▸ Task requirements: Find the lines that hold the word "First" and return them.

▸ Exercise materials:

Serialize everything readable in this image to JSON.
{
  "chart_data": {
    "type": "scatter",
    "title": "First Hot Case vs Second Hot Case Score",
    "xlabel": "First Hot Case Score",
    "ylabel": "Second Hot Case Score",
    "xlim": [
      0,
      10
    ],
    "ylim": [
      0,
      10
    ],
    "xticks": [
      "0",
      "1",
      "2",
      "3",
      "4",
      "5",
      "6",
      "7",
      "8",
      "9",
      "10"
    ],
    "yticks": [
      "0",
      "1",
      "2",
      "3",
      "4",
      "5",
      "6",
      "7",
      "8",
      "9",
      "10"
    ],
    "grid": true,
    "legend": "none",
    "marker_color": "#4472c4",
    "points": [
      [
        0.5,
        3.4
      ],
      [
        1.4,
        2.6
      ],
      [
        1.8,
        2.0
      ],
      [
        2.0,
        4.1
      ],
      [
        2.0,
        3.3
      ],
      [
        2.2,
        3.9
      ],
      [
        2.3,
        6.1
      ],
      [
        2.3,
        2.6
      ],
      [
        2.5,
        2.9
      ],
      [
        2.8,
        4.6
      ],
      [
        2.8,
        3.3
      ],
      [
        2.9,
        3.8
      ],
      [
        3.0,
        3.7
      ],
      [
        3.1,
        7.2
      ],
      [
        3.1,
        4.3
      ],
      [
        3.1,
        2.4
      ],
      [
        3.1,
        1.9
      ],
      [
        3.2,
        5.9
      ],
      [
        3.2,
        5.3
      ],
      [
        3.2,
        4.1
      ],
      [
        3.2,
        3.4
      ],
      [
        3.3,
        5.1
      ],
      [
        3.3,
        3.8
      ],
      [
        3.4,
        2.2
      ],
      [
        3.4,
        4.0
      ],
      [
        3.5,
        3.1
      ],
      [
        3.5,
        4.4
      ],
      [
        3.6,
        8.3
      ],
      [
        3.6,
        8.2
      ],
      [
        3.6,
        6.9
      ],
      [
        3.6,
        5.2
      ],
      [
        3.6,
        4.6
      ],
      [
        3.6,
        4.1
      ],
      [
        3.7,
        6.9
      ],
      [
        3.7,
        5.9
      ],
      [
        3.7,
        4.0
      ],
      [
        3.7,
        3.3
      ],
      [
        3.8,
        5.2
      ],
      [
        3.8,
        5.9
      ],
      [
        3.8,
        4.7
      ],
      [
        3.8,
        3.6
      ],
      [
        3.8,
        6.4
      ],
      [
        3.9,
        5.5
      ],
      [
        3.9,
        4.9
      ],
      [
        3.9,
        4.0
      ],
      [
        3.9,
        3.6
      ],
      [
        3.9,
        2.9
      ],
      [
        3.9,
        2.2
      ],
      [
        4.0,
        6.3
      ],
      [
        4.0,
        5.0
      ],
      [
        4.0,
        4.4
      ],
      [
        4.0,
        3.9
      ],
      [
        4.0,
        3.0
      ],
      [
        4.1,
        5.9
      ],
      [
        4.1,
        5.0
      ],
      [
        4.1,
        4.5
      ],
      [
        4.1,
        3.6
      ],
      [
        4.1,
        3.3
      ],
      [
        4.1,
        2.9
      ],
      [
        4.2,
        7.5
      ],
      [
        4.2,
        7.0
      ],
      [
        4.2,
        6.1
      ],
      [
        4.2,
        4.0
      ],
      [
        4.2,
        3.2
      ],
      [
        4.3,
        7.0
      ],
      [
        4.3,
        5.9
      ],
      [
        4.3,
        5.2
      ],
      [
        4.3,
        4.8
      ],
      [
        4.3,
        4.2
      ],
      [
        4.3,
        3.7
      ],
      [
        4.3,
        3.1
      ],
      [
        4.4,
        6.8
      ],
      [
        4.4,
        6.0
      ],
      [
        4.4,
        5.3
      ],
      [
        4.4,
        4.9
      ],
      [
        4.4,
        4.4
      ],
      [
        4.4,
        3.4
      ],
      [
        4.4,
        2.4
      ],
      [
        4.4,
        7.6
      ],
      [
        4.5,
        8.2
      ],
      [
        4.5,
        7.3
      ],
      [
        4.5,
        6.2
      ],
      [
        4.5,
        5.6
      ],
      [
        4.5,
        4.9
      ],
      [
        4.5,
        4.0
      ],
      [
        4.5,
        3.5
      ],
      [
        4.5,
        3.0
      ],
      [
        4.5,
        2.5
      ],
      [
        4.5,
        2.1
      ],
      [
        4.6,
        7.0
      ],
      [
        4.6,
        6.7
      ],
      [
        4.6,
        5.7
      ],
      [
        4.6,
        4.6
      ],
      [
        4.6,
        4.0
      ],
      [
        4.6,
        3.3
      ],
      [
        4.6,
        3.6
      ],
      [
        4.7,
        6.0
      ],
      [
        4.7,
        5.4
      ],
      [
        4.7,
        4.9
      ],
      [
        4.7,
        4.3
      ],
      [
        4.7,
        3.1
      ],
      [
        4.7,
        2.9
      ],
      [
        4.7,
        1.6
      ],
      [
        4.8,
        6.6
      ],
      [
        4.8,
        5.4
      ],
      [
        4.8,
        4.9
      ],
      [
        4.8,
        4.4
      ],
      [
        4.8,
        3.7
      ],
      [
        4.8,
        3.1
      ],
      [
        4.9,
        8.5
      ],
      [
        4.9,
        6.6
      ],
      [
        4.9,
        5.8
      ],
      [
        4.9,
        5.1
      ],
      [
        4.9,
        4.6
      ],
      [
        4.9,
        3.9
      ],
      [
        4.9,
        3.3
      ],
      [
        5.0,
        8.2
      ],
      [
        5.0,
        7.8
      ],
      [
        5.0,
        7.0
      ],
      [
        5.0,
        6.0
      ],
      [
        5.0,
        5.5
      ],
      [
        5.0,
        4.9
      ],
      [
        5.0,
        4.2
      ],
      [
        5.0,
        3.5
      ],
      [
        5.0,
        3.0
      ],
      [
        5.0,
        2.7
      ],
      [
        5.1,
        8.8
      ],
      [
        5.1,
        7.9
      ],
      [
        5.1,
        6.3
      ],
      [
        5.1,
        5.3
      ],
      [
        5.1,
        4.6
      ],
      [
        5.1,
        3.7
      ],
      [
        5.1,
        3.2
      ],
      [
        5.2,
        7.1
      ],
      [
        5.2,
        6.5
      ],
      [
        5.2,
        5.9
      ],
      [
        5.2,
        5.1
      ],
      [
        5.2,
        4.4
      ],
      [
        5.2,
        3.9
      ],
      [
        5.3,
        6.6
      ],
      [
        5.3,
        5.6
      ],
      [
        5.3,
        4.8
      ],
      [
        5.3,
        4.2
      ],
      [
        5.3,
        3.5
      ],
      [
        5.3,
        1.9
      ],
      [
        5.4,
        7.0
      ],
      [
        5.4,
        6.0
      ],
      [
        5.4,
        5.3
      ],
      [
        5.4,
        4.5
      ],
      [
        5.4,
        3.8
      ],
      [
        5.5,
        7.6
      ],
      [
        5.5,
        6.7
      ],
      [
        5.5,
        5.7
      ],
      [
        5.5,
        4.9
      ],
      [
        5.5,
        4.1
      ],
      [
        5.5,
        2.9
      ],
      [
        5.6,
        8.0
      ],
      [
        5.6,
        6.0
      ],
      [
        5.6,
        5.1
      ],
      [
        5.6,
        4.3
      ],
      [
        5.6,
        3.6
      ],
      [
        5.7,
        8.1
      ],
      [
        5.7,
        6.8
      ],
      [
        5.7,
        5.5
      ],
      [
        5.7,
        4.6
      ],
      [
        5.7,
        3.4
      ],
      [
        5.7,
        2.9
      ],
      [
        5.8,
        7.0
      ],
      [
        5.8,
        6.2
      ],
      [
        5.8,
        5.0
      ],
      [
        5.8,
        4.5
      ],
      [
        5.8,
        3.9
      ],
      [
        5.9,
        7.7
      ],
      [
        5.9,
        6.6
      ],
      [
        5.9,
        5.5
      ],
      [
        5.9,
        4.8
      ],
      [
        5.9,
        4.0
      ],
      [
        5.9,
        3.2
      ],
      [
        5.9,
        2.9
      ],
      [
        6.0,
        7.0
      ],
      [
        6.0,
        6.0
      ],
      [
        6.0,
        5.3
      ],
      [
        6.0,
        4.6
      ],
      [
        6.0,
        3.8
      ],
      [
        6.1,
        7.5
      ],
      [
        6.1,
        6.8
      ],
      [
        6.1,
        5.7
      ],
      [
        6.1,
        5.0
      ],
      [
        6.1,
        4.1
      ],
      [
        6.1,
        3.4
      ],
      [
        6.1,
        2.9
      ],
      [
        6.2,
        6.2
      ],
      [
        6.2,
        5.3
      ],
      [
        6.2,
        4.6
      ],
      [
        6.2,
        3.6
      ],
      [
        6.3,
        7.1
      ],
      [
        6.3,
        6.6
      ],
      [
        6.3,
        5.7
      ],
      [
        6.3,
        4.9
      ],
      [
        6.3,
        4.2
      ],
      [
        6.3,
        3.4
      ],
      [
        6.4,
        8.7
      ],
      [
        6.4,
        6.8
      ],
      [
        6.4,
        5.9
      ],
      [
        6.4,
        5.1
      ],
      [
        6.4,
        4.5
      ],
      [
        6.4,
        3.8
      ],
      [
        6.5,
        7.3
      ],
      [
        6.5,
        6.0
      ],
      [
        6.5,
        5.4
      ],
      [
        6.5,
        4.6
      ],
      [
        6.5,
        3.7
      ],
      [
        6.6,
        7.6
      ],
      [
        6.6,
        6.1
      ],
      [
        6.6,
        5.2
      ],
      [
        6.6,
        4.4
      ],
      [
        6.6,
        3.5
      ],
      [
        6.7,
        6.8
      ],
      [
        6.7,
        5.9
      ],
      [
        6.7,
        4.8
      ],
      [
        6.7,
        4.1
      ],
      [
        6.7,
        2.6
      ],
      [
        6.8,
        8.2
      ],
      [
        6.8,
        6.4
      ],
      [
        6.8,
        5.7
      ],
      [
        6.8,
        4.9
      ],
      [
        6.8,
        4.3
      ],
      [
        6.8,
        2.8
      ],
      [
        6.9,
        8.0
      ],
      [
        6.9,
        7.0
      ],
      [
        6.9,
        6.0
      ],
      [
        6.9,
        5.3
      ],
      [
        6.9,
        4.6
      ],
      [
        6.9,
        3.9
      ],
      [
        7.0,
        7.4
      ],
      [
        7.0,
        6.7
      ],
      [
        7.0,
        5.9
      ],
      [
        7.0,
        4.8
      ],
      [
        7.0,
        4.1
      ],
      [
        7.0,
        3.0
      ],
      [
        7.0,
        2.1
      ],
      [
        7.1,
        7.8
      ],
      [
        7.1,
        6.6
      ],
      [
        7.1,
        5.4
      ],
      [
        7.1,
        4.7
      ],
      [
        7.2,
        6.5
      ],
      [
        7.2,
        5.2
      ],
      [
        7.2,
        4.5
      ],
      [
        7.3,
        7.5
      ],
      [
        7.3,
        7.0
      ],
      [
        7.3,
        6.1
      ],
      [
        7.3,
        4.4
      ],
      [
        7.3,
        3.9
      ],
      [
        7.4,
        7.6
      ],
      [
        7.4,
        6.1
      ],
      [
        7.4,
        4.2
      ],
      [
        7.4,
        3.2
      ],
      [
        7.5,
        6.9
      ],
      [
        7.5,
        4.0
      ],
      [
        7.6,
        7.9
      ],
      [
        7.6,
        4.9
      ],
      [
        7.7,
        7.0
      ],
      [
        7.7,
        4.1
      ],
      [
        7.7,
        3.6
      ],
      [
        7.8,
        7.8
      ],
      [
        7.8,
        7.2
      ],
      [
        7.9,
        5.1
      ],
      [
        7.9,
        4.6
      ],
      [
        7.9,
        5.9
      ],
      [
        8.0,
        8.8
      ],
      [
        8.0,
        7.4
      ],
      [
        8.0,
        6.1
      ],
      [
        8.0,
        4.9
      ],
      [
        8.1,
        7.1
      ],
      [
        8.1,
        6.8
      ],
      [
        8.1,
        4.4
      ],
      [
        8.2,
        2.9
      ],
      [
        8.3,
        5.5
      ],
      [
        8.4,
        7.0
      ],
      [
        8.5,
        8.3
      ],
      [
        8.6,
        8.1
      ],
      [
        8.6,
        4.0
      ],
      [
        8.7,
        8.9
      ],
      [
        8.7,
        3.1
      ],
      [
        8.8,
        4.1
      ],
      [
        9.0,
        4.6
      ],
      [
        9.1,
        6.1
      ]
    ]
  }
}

▸ Complete answer:
    "title": "First Hot Case vs Second Hot Case Score",
    "xlabel": "First Hot Case Score",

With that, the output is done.